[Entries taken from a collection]
····················
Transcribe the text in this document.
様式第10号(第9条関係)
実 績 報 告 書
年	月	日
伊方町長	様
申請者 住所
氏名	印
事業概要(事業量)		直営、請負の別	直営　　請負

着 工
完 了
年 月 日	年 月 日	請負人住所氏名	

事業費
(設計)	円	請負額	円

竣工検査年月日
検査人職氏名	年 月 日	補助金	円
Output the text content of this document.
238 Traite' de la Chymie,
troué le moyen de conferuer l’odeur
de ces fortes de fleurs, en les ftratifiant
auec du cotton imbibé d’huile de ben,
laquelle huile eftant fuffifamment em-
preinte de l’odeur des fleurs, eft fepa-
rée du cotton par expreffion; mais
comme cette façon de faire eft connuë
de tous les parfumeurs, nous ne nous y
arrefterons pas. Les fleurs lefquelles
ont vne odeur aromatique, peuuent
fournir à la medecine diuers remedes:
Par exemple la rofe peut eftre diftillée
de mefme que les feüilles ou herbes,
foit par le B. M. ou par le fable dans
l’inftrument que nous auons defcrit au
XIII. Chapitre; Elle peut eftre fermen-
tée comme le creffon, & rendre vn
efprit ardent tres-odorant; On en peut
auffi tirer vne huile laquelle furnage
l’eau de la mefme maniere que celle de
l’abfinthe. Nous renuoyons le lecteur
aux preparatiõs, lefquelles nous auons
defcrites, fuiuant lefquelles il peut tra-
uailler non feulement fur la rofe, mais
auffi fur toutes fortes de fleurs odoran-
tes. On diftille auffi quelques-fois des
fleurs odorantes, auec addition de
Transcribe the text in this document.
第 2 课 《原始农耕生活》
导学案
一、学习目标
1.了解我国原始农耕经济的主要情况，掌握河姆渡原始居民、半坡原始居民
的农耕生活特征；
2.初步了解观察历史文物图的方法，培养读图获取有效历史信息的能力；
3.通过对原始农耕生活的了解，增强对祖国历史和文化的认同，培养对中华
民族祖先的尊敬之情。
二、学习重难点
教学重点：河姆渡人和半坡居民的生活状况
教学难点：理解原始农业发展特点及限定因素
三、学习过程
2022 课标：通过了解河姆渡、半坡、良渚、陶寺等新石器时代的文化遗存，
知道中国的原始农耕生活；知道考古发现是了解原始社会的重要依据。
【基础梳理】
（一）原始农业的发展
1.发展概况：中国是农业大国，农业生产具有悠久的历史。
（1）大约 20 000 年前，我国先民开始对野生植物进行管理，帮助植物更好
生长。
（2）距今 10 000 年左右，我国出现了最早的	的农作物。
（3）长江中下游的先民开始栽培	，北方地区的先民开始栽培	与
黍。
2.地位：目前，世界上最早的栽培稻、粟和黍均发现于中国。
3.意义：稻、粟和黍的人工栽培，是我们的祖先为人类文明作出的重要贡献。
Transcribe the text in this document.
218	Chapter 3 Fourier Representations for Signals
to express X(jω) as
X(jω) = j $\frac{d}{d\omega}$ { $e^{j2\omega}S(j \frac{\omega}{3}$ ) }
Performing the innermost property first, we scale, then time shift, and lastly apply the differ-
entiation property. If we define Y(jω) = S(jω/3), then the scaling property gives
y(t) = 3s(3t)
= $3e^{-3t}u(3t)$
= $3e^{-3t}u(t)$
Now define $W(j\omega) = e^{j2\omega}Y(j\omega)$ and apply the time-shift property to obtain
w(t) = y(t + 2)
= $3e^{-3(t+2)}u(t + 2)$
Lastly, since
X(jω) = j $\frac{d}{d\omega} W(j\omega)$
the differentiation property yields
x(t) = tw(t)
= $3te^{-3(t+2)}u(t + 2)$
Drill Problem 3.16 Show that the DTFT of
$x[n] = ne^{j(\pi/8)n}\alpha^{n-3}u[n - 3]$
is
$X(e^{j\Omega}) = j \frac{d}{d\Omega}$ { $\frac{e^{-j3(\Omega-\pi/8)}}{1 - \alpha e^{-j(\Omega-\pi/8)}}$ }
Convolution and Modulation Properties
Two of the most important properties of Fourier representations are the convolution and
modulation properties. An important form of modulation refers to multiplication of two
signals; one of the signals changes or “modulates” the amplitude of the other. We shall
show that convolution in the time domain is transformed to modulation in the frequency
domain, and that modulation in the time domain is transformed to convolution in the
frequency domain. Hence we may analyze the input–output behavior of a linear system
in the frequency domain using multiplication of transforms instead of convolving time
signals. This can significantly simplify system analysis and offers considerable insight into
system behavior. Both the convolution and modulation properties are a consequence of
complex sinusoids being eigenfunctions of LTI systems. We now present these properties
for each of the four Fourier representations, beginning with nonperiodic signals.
····················
### Aim of the exercise
Retype the records in full. Keep every line identical to the original.

### Answer
Transcribe the text in this document.
様式第10号(第9条関係)
実 績 報 告 書
年	月	日
伊方町長	様
申請者 住所
氏名	印
事業概要(事業量)		直営、請負の別	直営　　請負

着 工
完 了
年 月 日	年 月 日	請負人住所氏名	

事業費
(設計)	円	請負額	円

竣工検査年月日
検査人職氏名	年 月 日	補助金	円
Output the text content of this document.
238 Traite' de la Chymie,
troué le moyen de conferuer l’odeur
de ces fortes de fleurs, en les ftratifiant
auec du cotton imbibé d’huile de ben,
laquelle huile eftant fuffifamment em-
preinte de l’odeur des fleurs, eft fepa-
rée du cotton par expreffion; mais
comme cette façon de faire eft connuë
de tous les parfumeurs, nous ne nous y
arrefterons pas. Les fleurs lefquelles
ont vne odeur aromatique, peuuent
fournir à la medecine diuers remedes:
Par exemple la rofe peut eftre diftillée
de mefme que les feüilles ou herbes,
foit par le B. M. ou par le fable dans
l’inftrument que nous auons defcrit au
XIII. Chapitre; Elle peut eftre fermen-
tée comme le creffon, & rendre vn
efprit ardent tres-odorant; On en peut
auffi tirer vne huile laquelle furnage
l’eau de la mefme maniere que celle de
l’abfinthe. Nous renuoyons le lecteur
aux preparatiõs, lefquelles nous auons
defcrites, fuiuant lefquelles il peut tra-
uailler non feulement fur la rofe, mais
auffi fur toutes fortes de fleurs odoran-
tes. On diftille auffi quelques-fois des
fleurs odorantes, auec addition de
Transcribe the text in this document.
第 2 课 《原始农耕生活》
导学案
一、学习目标
1.了解我国原始农耕经济的主要情况，掌握河姆渡原始居民、半坡原始居民
的农耕生活特征；
2.初步了解观察历史文物图的方法，培养读图获取有效历史信息的能力；
3.通过对原始农耕生活的了解，增强对祖国历史和文化的认同，培养对中华
民族祖先的尊敬之情。
二、学习重难点
教学重点：河姆渡人和半坡居民的生活状况
教学难点：理解原始农业发展特点及限定因素
三、学习过程
2022 课标：通过了解河姆渡、半坡、良渚、陶寺等新石器时代的文化遗存，
知道中国的原始农耕生活；知道考古发现是了解原始社会的重要依据。
【基础梳理】
（一）原始农业的发展
1.发展概况：中国是农业大国，农业生产具有悠久的历史。
（1）大约 20 000 年前，我国先民开始对野生植物进行管理，帮助植物更好
生长。
（2）距今 10 000 年左右，我国出现了最早的	的农作物。
（3）长江中下游的先民开始栽培	，北方地区的先民开始栽培	与
黍。
2.地位：目前，世界上最早的栽培稻、粟和黍均发现于中国。
3.意义：稻、粟和黍的人工栽培，是我们的祖先为人类文明作出的重要贡献。
Transcribe the text in this document.
218	Chapter 3 Fourier Representations for Signals
to express X(jω) as
X(jω) = j $\frac{d}{d\omega}$ { $e^{j2\omega}S(j \frac{\omega}{3}$ ) }
Performing the innermost property first, we scale, then time shift, and lastly apply the differ-
entiation property. If we define Y(jω) = S(jω/3), then the scaling property gives
y(t) = 3s(3t)
= $3e^{-3t}u(3t)$
= $3e^{-3t}u(t)$
Now define $W(j\omega) = e^{j2\omega}Y(j\omega)$ and apply the time-shift property to obtain
w(t) = y(t + 2)
= $3e^{-3(t+2)}u(t + 2)$
Lastly, since
X(jω) = j $\frac{d}{d\omega} W(j\omega)$
the differentiation property yields
x(t) = tw(t)
= $3te^{-3(t+2)}u(t + 2)$
Drill Problem 3.16 Show that the DTFT of
$x[n] = ne^{j(\pi/8)n}\alpha^{n-3}u[n - 3]$
is
$X(e^{j\Omega}) = j \frac{d}{d\Omega}$ { $\frac{e^{-j3(\Omega-\pi/8)}}{1 - \alpha e^{-j(\Omega-\pi/8)}}$ }
Convolution and Modulation Properties
Two of the most important properties of Fourier representations are the convolution and
modulation properties. An important form of modulation refers to multiplication of two
signals; one of the signals changes or “modulates” the amplitude of the other. We shall
show that convolution in the time domain is transformed to modulation in the frequency
domain, and that modulation in the time domain is transformed to convolution in the
frequency domain. Hence we may analyze the input–output behavior of a linear system
in the frequency domain using multiplication of transforms instead of convolving time
signals. This can significantly simplify system analysis and offers considerable insight into
system behavior. Both the convolution and modulation properties are a consequence of
complex sinusoids being eigenfunctions of LTI systems. We now present these properties
for each of the four Fourier representations, beginning with nonperiodic signals.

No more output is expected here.